Input:
━━━━
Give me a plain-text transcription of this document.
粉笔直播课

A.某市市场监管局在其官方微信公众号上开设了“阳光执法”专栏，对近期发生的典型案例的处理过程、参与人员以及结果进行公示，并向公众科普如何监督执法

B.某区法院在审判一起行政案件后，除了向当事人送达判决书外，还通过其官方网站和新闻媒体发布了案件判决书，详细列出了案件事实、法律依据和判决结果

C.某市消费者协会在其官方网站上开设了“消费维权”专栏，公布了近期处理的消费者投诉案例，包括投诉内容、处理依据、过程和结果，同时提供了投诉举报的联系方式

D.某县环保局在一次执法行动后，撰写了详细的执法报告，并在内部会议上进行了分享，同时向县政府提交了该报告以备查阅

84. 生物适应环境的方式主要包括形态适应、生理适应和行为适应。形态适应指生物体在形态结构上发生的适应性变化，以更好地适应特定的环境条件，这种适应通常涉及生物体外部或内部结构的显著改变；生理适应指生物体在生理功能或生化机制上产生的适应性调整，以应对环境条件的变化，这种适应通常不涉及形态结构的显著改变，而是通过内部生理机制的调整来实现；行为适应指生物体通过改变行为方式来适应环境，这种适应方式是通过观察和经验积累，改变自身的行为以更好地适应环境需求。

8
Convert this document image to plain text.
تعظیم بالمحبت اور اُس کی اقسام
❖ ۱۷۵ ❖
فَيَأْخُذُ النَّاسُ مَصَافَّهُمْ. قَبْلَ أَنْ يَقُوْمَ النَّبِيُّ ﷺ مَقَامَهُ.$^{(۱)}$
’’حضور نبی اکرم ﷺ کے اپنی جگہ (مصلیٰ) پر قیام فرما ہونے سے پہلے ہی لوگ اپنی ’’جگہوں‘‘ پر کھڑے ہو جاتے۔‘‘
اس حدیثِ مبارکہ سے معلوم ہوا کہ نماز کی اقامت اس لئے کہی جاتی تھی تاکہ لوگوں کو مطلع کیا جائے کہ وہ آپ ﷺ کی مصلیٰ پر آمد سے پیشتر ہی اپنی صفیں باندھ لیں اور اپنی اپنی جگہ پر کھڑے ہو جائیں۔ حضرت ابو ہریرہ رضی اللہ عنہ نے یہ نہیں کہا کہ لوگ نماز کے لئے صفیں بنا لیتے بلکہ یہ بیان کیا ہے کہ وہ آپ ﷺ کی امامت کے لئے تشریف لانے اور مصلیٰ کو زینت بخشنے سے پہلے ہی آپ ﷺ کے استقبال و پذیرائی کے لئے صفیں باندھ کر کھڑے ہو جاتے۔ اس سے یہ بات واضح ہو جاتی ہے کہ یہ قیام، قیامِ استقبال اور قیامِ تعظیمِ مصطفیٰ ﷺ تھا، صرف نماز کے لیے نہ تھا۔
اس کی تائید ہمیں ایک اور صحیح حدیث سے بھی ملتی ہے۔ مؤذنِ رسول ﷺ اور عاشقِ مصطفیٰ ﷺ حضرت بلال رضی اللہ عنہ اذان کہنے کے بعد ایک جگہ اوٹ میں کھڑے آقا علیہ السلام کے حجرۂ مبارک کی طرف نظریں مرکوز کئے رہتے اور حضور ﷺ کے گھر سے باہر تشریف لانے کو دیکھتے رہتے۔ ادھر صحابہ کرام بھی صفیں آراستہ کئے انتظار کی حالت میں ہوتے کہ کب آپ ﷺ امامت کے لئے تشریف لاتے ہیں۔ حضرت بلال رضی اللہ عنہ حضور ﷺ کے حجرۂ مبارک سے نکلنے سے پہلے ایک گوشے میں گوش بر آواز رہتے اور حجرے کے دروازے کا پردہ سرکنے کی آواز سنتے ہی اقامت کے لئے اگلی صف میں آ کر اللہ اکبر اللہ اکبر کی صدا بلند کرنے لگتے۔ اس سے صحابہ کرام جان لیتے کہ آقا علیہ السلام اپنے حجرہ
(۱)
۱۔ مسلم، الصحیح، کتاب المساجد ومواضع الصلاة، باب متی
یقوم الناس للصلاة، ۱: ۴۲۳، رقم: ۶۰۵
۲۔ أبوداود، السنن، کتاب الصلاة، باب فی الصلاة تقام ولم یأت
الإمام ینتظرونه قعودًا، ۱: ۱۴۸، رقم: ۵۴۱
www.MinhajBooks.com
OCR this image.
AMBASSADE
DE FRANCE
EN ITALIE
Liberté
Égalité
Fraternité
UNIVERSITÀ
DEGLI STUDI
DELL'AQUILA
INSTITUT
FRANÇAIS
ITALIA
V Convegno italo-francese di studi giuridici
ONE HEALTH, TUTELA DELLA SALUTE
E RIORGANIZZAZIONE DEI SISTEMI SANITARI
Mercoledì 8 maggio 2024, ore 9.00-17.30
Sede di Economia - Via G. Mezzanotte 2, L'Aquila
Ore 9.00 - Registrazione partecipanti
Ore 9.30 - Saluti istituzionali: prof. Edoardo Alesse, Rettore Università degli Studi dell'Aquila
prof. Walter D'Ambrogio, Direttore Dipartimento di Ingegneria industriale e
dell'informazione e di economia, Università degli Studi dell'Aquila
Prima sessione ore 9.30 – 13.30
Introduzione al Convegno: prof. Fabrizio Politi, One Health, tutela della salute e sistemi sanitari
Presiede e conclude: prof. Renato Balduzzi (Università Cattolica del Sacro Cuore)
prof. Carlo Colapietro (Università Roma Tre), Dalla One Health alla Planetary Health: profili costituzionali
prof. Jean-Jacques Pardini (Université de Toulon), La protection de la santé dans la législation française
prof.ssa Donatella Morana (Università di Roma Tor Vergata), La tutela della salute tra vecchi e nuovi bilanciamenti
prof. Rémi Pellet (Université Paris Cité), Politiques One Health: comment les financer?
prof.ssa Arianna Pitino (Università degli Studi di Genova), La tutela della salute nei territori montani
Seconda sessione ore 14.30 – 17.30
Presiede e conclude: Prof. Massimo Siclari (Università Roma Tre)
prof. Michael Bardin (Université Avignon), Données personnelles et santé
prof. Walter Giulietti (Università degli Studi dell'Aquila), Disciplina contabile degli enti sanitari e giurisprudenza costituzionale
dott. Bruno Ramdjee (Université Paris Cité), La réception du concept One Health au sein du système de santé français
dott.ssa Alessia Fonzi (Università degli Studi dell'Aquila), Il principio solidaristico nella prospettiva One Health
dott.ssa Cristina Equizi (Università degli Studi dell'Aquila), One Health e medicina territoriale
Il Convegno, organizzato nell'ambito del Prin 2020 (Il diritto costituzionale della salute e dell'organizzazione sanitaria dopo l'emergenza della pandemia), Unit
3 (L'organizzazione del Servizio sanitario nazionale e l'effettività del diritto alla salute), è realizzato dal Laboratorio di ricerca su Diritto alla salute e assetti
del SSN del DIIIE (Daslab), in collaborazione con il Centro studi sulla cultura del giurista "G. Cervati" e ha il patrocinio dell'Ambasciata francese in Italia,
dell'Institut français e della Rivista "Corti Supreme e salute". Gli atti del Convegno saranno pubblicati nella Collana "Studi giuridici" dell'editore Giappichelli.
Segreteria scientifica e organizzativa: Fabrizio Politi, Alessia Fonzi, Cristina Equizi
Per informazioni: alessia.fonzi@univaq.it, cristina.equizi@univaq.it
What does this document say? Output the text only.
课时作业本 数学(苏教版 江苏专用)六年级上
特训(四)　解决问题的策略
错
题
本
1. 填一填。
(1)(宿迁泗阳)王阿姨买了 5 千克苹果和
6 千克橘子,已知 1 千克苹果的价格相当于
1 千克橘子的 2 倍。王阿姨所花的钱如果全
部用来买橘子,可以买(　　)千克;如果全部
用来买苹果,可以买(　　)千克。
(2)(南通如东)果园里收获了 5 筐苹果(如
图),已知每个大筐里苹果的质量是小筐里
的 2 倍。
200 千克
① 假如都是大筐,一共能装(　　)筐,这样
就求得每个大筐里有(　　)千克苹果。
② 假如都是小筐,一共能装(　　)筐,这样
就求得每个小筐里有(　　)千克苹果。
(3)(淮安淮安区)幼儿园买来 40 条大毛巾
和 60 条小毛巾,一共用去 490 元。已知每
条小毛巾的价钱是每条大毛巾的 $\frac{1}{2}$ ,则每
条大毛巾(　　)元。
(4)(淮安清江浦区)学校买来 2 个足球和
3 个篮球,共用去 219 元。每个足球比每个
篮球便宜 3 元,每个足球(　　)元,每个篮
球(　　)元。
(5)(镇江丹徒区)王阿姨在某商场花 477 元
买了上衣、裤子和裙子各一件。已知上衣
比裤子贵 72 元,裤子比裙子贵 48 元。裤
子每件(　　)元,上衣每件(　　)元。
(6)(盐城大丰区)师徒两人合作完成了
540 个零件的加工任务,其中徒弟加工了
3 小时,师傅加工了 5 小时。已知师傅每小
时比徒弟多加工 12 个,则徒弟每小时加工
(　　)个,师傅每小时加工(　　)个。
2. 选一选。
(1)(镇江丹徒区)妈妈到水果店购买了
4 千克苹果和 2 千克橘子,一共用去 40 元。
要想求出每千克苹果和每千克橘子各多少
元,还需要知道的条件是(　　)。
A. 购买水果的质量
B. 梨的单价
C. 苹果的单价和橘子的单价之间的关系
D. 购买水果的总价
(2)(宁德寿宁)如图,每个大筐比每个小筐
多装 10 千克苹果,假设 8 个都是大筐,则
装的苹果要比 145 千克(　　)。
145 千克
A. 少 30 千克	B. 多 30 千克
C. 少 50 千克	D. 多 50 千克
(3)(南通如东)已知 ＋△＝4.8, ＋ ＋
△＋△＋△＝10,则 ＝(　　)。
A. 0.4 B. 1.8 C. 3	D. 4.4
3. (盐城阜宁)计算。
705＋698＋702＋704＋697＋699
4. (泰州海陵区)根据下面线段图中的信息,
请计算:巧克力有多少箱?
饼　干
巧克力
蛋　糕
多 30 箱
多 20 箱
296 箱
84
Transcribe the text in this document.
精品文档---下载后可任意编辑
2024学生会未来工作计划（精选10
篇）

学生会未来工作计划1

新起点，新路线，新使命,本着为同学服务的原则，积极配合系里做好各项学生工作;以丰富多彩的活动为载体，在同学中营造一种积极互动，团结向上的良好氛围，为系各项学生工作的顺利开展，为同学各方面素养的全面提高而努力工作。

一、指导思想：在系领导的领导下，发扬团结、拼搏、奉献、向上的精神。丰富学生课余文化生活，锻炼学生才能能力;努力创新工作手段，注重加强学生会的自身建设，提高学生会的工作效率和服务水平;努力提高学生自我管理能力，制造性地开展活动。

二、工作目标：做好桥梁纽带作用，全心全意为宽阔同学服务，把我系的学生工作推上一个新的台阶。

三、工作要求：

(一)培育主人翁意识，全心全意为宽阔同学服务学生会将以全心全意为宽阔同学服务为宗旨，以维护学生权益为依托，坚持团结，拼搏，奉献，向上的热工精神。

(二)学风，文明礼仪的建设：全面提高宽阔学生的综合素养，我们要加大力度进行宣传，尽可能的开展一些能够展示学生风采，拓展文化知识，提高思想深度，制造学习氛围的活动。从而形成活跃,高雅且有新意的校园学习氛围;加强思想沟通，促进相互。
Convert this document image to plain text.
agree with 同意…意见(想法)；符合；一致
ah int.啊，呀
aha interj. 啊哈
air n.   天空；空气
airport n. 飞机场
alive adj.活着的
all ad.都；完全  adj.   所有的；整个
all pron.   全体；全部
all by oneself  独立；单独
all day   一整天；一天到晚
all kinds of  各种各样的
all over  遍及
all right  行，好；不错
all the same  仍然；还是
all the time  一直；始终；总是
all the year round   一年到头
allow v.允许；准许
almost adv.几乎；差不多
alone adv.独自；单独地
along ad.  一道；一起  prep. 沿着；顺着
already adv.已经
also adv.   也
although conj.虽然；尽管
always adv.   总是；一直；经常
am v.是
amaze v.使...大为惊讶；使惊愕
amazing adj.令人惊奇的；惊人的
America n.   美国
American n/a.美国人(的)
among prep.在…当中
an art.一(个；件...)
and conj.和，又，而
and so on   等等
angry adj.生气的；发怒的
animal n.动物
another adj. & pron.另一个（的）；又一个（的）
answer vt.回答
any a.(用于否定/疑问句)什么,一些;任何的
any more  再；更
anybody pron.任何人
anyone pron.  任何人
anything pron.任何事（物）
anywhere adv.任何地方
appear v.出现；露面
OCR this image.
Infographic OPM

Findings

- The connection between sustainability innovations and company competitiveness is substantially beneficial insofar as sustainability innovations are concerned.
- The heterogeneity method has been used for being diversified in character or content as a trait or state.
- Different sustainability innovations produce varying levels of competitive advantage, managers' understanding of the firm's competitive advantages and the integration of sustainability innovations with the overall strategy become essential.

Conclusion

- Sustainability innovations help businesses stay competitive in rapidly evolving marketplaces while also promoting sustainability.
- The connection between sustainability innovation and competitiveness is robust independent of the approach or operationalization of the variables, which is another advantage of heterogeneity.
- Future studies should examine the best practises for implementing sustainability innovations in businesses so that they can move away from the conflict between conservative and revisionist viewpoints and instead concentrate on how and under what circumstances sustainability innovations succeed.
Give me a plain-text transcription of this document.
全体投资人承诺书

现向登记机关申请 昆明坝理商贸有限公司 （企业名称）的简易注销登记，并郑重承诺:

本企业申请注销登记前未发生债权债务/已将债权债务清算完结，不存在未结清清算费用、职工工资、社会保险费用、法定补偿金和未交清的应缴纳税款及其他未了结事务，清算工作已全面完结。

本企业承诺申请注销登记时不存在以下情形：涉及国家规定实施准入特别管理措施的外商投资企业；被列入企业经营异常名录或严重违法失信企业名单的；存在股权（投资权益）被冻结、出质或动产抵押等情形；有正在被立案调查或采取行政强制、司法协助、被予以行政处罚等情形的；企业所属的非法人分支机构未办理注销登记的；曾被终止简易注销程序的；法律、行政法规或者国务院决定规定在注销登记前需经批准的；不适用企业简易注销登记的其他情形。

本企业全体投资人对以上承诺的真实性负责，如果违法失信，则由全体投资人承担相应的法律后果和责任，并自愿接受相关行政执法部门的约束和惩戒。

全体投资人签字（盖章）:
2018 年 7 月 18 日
━━━━
Problem to work on: Pull out and copy each line containing the string "حضرت".

Complete response:
اس حدیثِ مبارکہ سے معلوم ہوا کہ نماز کی اقامت اس لئے کہی جاتی تھی تاکہ لوگوں کو مطلع کیا جائے کہ وہ آپ ﷺ کی مصلیٰ پر آمد سے پیشتر ہی اپنی صفیں باندھ لیں اور اپنی اپنی جگہ پر کھڑے ہو جائیں۔ حضرت ابو ہریرہ رضی اللہ عنہ نے یہ نہیں کہا کہ لوگ نماز کے لئے صفیں بنا لیتے بلکہ یہ بیان کیا ہے کہ وہ آپ ﷺ کی امامت کے لئے تشریف لانے اور مصلیٰ کو زینت بخشنے سے پہلے ہی آپ ﷺ کے استقبال و پذیرائی کے لئے صفیں باندھ کر کھڑے ہو جاتے۔ اس سے یہ بات واضح ہو جاتی ہے کہ یہ قیام، قیامِ استقبال اور قیامِ تعظیمِ مصطفیٰ ﷺ تھا، صرف نماز کے لیے نہ تھا۔
اس کی تائید ہمیں ایک اور صحیح حدیث سے بھی ملتی ہے۔ مؤذنِ رسول ﷺ اور عاشقِ مصطفیٰ ﷺ حضرت بلال رضی اللہ عنہ اذان کہنے کے بعد ایک جگہ اوٹ میں کھڑے آقا علیہ السلام کے حجرۂ مبارک کی طرف نظریں مرکوز کئے رہتے اور حضور ﷺ کے گھر سے باہر تشریف لانے کو دیکھتے رہتے۔ ادھر صحابہ کرام بھی صفیں آراستہ کئے انتظار کی حالت میں ہوتے کہ کب آپ ﷺ امامت کے لئے تشریف لاتے ہیں۔ حضرت بلال رضی اللہ عنہ حضور ﷺ کے حجرۂ مبارک سے نکلنے سے پہلے ایک گوشے میں گوش بر آواز رہتے اور حجرے کے دروازے کا پردہ سرکنے کی آواز سنتے ہی اقامت کے لئے اگلی صف میں آ کر اللہ اکبر اللہ اکبر کی صدا بلند کرنے لگتے۔ اس سے صحابہ کرام جان لیتے کہ آقا علیہ السلام اپنے حجرہ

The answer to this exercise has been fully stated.